| 本文 |
基金参加を拒む建材メーカーへの大量提訴方針を宣言~建設アスベスト訴訟全国連絡会

建設アスベスト訴訟全国連絡会は、2021年6月16日、声明を出し、あらたに設立される補償のための基金による給付金制度を一定の成果と評価する一方、未だに同制度への参加を拒否している建材メーカーに対して、基金への参加を要求すると共に、建材メーカーへの大量提訴をもって建材メーカーを追い詰めていくことを「宣言」した。

建設アスベスト訴訟最高裁判決(2021年5月17日)を受け、6月9日には「特定石綿被害建設業務労働者等に対する給付金等の支給に関する法律」が成立した。来春には法施行予定となった。給付のための基金が特別行政法人労働者健康推進機構に設置される。

これにより、国の損賠賠償責任については、この新たな基金による給付金制度において行政認定により果たされていくことになった。基本的に裁判によらない、基金制度による補償制度の実現である。

データセット抜粋:
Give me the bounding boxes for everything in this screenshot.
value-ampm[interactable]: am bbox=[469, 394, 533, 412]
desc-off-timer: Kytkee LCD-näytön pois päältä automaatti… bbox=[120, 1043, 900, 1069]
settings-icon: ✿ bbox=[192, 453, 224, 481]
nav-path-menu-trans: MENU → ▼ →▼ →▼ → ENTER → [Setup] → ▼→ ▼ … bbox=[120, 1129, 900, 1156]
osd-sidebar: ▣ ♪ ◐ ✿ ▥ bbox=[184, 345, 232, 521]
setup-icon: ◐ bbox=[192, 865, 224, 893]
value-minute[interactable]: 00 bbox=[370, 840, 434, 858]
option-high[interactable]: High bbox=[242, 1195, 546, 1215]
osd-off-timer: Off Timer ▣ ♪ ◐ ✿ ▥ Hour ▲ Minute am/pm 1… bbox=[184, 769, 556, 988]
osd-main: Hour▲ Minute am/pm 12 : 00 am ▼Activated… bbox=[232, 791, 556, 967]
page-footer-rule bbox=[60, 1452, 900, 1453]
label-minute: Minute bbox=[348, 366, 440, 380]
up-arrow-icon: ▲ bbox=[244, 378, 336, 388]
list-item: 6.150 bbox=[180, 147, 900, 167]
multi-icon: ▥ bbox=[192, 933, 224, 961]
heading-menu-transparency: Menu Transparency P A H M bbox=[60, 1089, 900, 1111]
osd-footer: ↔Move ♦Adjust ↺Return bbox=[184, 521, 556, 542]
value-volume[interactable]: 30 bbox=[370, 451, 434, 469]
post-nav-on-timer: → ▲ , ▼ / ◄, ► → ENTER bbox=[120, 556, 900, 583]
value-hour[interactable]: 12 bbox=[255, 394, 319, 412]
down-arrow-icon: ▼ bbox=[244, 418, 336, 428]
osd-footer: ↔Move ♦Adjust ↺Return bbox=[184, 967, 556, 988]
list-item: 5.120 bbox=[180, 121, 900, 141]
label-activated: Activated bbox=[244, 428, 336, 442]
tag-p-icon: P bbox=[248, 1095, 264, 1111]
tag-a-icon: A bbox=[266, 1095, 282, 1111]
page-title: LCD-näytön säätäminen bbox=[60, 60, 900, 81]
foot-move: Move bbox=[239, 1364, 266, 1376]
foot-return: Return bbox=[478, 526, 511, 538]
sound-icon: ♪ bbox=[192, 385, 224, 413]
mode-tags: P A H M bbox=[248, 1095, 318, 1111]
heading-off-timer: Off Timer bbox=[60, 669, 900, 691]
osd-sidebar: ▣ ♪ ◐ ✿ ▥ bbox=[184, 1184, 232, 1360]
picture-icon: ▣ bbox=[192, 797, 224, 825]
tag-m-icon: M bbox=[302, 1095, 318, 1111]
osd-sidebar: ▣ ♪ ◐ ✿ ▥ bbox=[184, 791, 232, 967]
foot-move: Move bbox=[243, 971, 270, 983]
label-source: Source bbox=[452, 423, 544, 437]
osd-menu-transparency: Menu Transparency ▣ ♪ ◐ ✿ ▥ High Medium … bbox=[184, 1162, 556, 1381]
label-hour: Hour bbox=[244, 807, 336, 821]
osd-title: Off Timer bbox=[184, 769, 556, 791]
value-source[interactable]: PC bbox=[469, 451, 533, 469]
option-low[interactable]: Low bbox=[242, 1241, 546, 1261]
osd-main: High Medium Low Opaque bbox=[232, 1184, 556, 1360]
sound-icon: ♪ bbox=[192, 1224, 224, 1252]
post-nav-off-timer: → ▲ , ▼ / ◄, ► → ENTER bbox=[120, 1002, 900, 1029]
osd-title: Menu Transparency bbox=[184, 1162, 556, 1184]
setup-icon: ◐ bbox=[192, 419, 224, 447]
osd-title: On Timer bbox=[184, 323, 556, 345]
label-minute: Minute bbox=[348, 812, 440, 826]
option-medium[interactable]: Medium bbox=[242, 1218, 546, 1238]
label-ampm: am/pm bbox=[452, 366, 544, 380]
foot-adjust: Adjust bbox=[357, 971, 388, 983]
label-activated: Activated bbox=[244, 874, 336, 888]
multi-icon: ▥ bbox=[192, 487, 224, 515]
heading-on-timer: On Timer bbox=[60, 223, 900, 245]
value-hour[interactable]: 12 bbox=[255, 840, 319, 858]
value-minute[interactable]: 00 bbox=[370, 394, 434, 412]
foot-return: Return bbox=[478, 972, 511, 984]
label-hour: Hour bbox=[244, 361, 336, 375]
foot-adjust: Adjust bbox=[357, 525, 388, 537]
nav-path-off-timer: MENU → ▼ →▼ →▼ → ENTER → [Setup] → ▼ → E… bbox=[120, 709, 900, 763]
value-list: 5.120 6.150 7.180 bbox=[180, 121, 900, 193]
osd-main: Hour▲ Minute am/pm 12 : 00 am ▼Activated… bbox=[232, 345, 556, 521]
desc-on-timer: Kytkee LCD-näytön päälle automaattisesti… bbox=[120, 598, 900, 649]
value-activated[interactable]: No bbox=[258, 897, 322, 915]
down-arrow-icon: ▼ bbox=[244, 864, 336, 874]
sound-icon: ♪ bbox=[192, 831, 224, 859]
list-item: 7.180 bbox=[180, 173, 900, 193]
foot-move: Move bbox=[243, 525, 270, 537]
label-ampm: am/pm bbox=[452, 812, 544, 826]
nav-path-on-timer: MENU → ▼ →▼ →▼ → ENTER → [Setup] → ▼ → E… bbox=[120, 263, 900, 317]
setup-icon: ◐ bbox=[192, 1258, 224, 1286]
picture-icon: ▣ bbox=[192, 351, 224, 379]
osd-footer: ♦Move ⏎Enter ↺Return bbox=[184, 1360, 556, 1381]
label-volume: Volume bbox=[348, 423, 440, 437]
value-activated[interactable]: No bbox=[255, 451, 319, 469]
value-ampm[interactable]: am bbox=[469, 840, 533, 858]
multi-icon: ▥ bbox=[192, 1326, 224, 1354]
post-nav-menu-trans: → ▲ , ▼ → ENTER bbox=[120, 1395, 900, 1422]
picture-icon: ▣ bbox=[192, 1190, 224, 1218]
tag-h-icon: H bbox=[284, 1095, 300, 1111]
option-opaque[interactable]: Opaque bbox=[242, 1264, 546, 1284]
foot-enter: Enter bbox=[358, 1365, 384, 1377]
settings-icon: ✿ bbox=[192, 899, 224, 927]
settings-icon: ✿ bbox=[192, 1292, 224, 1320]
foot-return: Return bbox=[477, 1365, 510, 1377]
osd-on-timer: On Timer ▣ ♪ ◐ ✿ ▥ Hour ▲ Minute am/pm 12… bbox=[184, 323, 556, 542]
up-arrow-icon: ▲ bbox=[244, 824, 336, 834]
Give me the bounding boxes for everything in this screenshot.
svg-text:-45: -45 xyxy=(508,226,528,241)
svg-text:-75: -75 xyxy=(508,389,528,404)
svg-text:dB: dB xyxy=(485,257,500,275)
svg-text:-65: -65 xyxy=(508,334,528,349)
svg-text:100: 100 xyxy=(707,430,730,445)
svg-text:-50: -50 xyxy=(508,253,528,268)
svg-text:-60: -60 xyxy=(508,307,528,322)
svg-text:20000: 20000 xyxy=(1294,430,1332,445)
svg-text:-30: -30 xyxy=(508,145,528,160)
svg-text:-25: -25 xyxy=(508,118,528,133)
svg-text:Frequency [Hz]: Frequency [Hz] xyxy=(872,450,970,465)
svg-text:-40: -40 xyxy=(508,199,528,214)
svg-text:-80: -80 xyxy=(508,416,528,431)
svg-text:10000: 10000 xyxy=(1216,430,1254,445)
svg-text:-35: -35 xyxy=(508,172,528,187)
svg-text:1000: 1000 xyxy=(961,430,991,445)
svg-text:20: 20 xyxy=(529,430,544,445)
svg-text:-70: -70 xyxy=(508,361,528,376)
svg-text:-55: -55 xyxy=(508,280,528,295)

| 次の課題 |
**a.** 建設アスベスト訴訟の本文から、「基金参加を拒む建材メーカーへの大量提訴方針を宣言~建設アスベスト訴訟全国連絡会」から「めていくことを「宣言」した。」までの部分を一字も変えずに出力せよ。
**b.** 建設アスベスト訴訟の本文に基づき、次の問いに答えよ。
(i) 建設アスベスト訴訟全国連絡会が声明を出したのはいつか。
(ii) 「特定石綿被害建設業務労働者等に対する給付金等の支給に関する法律」が成立したのは何月何日か。
(iii) 給付のための基金はどこに設置されるか。
**c.** 建設アスベスト訴訟の本文で「建設アスベスト訴訟最高裁判決(2021年5月17日)を受け」で始まる段落を、主な事実を残して箇条書きにまとめよ。

| 課題の解答 |
**a.**
基金参加を拒む建材メーカーへの大量提訴方針を宣言~建設アスベスト訴訟全国連絡会

建設アスベスト訴訟全国連絡会は、2021年6月16日、声明を出し、あらたに設立される補償のための基金による給付金制度を一定の成果と評価する一方、未だに同制度への参加を拒否している建材メーカーに対して、基金への参加を要求すると共に、建材メーカーへの大量提訴をもって建材メーカーを追い詰めていくことを「宣言」した。

**b.**
(i) 2021年6月16日
(ii) 6月9日
(iii) 特別行政法人労働者健康推進機構

**c.**
- 2021年5月17日の建設アスベスト訴訟最高裁判決を受け、6月9日に「特定石綿被害建設業務労働者等に対する給付金等の支給に関する法律」が成立した
- 法の施行は来春の予定
- 給付のための基金は特別行政法人労働者健康推進機構に設置される